Short task
Read the data and repeat it in full, exactly.

Data supplied
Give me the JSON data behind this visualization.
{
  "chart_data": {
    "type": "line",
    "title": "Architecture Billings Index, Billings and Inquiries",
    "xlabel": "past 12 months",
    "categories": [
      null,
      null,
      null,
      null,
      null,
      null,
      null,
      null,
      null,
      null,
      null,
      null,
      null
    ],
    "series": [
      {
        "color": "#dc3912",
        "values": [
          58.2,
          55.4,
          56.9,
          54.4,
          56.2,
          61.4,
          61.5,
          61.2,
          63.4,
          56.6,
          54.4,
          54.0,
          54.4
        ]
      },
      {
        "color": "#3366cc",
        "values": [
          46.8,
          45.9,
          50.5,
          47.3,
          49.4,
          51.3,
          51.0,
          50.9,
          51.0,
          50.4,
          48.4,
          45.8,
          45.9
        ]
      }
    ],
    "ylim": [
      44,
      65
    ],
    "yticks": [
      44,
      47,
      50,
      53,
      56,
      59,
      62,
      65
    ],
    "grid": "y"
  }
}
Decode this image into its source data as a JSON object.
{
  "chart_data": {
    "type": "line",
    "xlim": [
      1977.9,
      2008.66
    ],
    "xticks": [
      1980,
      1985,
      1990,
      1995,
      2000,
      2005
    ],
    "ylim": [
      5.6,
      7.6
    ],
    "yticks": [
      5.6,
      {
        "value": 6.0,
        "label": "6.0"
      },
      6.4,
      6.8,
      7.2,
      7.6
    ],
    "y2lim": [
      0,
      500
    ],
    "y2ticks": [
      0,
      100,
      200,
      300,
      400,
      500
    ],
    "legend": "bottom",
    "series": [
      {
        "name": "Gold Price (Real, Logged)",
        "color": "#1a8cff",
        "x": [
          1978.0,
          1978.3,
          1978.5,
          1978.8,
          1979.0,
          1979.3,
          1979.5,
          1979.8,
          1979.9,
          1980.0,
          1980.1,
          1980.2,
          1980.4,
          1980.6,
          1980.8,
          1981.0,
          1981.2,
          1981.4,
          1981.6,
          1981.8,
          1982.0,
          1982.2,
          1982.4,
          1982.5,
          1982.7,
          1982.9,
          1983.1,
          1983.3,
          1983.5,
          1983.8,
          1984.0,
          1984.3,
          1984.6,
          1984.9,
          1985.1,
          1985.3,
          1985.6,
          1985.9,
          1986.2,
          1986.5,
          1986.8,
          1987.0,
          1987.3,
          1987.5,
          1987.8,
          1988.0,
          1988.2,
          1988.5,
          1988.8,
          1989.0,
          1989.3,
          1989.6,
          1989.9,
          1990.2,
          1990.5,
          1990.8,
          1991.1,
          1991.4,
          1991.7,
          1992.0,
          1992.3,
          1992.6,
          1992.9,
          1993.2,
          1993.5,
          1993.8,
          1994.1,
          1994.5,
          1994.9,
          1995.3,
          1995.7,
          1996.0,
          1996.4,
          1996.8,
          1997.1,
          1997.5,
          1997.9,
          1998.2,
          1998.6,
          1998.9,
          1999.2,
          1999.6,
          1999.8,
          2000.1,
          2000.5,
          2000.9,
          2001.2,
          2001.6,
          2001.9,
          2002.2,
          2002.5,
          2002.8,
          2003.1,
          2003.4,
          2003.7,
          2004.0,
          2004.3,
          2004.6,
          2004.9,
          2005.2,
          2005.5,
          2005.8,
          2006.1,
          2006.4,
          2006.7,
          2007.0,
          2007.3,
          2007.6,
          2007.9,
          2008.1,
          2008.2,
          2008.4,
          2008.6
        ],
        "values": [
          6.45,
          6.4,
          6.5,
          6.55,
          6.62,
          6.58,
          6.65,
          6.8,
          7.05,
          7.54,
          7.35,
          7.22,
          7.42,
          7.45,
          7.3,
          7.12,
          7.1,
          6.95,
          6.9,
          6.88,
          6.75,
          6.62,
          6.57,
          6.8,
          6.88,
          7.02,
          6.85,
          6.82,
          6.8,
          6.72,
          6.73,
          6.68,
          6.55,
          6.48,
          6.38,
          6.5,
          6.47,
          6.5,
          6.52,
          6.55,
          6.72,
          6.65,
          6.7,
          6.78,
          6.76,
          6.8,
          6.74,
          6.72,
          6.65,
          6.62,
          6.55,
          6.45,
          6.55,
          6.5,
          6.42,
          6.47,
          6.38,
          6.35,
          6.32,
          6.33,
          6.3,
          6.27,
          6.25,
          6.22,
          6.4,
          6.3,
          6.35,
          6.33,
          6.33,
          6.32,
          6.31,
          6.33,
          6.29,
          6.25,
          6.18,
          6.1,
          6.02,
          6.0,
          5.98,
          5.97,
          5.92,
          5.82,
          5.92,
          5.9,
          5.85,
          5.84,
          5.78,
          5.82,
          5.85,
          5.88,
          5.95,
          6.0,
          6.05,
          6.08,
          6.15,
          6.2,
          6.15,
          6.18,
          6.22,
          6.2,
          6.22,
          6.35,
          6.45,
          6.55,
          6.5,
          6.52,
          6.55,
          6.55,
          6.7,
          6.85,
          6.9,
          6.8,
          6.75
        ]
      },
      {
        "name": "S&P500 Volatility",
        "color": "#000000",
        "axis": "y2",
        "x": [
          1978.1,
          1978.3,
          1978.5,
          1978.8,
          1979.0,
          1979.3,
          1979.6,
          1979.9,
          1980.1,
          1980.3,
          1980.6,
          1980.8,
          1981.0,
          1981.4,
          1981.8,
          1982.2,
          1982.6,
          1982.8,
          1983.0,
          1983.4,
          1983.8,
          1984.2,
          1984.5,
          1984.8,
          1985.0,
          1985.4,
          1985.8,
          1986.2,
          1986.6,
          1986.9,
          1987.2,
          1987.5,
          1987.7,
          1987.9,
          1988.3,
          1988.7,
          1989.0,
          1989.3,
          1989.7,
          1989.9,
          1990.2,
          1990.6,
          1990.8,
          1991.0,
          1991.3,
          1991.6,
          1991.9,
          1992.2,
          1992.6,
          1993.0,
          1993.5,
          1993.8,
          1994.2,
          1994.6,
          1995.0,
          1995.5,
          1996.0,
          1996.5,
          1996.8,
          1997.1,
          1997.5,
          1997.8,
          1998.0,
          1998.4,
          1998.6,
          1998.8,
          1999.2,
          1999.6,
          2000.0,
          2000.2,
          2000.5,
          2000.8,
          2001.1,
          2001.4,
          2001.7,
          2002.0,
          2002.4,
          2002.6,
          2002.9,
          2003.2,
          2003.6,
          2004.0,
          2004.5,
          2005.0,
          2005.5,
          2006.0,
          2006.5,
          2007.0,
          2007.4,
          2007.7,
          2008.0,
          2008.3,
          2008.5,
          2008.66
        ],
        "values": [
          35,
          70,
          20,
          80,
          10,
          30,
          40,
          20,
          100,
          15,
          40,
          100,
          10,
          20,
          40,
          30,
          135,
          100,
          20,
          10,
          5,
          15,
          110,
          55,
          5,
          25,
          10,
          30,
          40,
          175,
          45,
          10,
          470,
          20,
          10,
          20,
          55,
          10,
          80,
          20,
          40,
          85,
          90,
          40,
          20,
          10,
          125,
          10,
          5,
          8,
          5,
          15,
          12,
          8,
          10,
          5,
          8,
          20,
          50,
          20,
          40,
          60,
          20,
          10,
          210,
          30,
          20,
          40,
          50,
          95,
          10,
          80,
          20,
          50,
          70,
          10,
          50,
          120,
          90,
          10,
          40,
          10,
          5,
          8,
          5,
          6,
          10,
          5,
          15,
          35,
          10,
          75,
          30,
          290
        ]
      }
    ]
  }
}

Response to this task
Give me the JSON data behind this visualization.
{
  "chart_data": {
    "type": "line",
    "title": "Architecture Billings Index, Billings and Inquiries",
    "xlabel": "past 12 months",
    "categories": [
      null,
      null,
      null,
      null,
      null,
      null,
      null,
      null,
      null,
      null,
      null,
      null,
      null
    ],
    "series": [
      {
        "color": "#dc3912",
        "values": [
          58.2,
          55.4,
          56.9,
          54.4,
          56.2,
          61.4,
          61.5,
          61.2,
          63.4,
          56.6,
          54.4,
          54.0,
          54.4
        ]
      },
      {
        "color": "#3366cc",
        "values": [
          46.8,
          45.9,
          50.5,
          47.3,
          49.4,
          51.3,
          51.0,
          50.9,
          51.0,
          50.4,
          48.4,
          45.8,
          45.9
        ]
      }
    ],
    "ylim": [
      44,
      65
    ],
    "yticks": [
      44,
      47,
      50,
      53,
      56,
      59,
      62,
      65
    ],
    "grid": "y"
  }
}
Decode this image into its source data as a JSON object.
{
  "chart_data": {
    "type": "line",
    "xlim": [
      1977.9,
      2008.66
    ],
    "xticks": [
      1980,
      1985,
      1990,
      1995,
      2000,
      2005
    ],
    "ylim": [
      5.6,
      7.6
    ],
    "yticks": [
      5.6,
      {
        "value": 6.0,
        "label": "6.0"
      },
      6.4,
      6.8,
      7.2,
      7.6
    ],
    "y2lim": [
      0,
      500
    ],
    "y2ticks": [
      0,
      100,
      200,
      300,
      400,
      500
    ],
    "legend": "bottom",
    "series": [
      {
        "name": "Gold Price (Real, Logged)",
        "color": "#1a8cff",
        "x": [
          1978.0,
          1978.3,
          1978.5,
          1978.8,
          1979.0,
          1979.3,
          1979.5,
          1979.8,
          1979.9,
          1980.0,
          1980.1,
          1980.2,
          1980.4,
          1980.6,
          1980.8,
          1981.0,
          1981.2,
          1981.4,
          1981.6,
          1981.8,
          1982.0,
          1982.2,
          1982.4,
          1982.5,
          1982.7,
          1982.9,
          1983.1,
          1983.3,
          1983.5,
          1983.8,
          1984.0,
          1984.3,
          1984.6,
          1984.9,
          1985.1,
          1985.3,
          1985.6,
          1985.9,
          1986.2,
          1986.5,
          1986.8,
          1987.0,
          1987.3,
          1987.5,
          1987.8,
          1988.0,
          1988.2,
          1988.5,
          1988.8,
          1989.0,
          1989.3,
          1989.6,
          1989.9,
          1990.2,
          1990.5,
          1990.8,
          1991.1,
          1991.4,
          1991.7,
          1992.0,
          1992.3,
          1992.6,
          1992.9,
          1993.2,
          1993.5,
          1993.8,
          1994.1,
          1994.5,
          1994.9,
          1995.3,
          1995.7,
          1996.0,
          1996.4,
          1996.8,
          1997.1,
          1997.5,
          1997.9,
          1998.2,
          1998.6,
          1998.9,
          1999.2,
          1999.6,
          1999.8,
          2000.1,
          2000.5,
          2000.9,
          2001.2,
          2001.6,
          2001.9,
          2002.2,
          2002.5,
          2002.8,
          2003.1,
          2003.4,
          2003.7,
          2004.0,
          2004.3,
          2004.6,
          2004.9,
          2005.2,
          2005.5,
          2005.8,
          2006.1,
          2006.4,
          2006.7,
          2007.0,
          2007.3,
          2007.6,
          2007.9,
          2008.1,
          2008.2,
          2008.4,
          2008.6
        ],
        "values": [
          6.45,
          6.4,
          6.5,
          6.55,
          6.62,
          6.58,
          6.65,
          6.8,
          7.05,
          7.54,
          7.35,
          7.22,
          7.42,
          7.45,
          7.3,
          7.12,
          7.1,
          6.95,
          6.9,
          6.88,
          6.75,
          6.62,
          6.57,
          6.8,
          6.88,
          7.02,
          6.85,
          6.82,
          6.8,
          6.72,
          6.73,
          6.68,
          6.55,
          6.48,
          6.38,
          6.5,
          6.47,
          6.5,
          6.52,
          6.55,
          6.72,
          6.65,
          6.7,
          6.78,
          6.76,
          6.8,
          6.74,
          6.72,
          6.65,
          6.62,
          6.55,
          6.45,
          6.55,
          6.5,
          6.42,
          6.47,
          6.38,
          6.35,
          6.32,
          6.33,
          6.3,
          6.27,
          6.25,
          6.22,
          6.4,
          6.3,
          6.35,
          6.33,
          6.33,
          6.32,
          6.31,
          6.33,
          6.29,
          6.25,
          6.18,
          6.1,
          6.02,
          6.0,
          5.98,
          5.97,
          5.92,
          5.82,
          5.92,
          5.9,
          5.85,
          5.84,
          5.78,
          5.82,
          5.85,
          5.88,
          5.95,
          6.0,
          6.05,
          6.08,
          6.15,
          6.2,
          6.15,
          6.18,
          6.22,
          6.2,
          6.22,
          6.35,
          6.45,
          6.55,
          6.5,
          6.52,
          6.55,
          6.55,
          6.7,
          6.85,
          6.9,
          6.8,
          6.75
        ]
      },
      {
        "name": "S&P500 Volatility",
        "color": "#000000",
        "axis": "y2",
        "x": [
          1978.1,
          1978.3,
          1978.5,
          1978.8,
          1979.0,
          1979.3,
          1979.6,
          1979.9,
          1980.1,
          1980.3,
          1980.6,
          1980.8,
          1981.0,
          1981.4,
          1981.8,
          1982.2,
          1982.6,
          1982.8,
          1983.0,
          1983.4,
          1983.8,
          1984.2,
          1984.5,
          1984.8,
          1985.0,
          1985.4,
          1985.8,
          1986.2,
          1986.6,
          1986.9,
          1987.2,
          1987.5,
          1987.7,
          1987.9,
          1988.3,
          1988.7,
          1989.0,
          1989.3,
          1989.7,
          1989.9,
          1990.2,
          1990.6,
          1990.8,
          1991.0,
          1991.3,
          1991.6,
          1991.9,
          1992.2,
          1992.6,
          1993.0,
          1993.5,
          1993.8,
          1994.2,
          1994.6,
          1995.0,
          1995.5,
          1996.0,
          1996.5,
          1996.8,
          1997.1,
          1997.5,
          1997.8,
          1998.0,
          1998.4,
          1998.6,
          1998.8,
          1999.2,
          1999.6,
          2000.0,
          2000.2,
          2000.5,
          2000.8,
          2001.1,
          2001.4,
          2001.7,
          2002.0,
          2002.4,
          2002.6,
          2002.9,
          2003.2,
          2003.6,
          2004.0,
          2004.5,
          2005.0,
          2005.5,
          2006.0,
          2006.5,
          2007.0,
          2007.4,
          2007.7,
          2008.0,
          2008.3,
          2008.5,
          2008.66
        ],
        "values": [
          35,
          70,
          20,
          80,
          10,
          30,
          40,
          20,
          100,
          15,
          40,
          100,
          10,
          20,
          40,
          30,
          135,
          100,
          20,
          10,
          5,
          15,
          110,
          55,
          5,
          25,
          10,
          30,
          40,
          175,
          45,
          10,
          470,
          20,
          10,
          20,
          55,
          10,
          80,
          20,
          40,
          85,
          90,
          40,
          20,
          10,
          125,
          10,
          5,
          8,
          5,
          15,
          12,
          8,
          10,
          5,
          8,
          20,
          50,
          20,
          40,
          60,
          20,
          10,
          210,
          30,
          20,
          40,
          50,
          95,
          10,
          80,
          20,
          50,
          70,
          10,
          50,
          120,
          90,
          10,
          40,
          10,
          5,
          8,
          5,
          6,
          10,
          5,
          15,
          35,
          10,
          75,
          30,
          290
        ]
      }
    ]
  }
}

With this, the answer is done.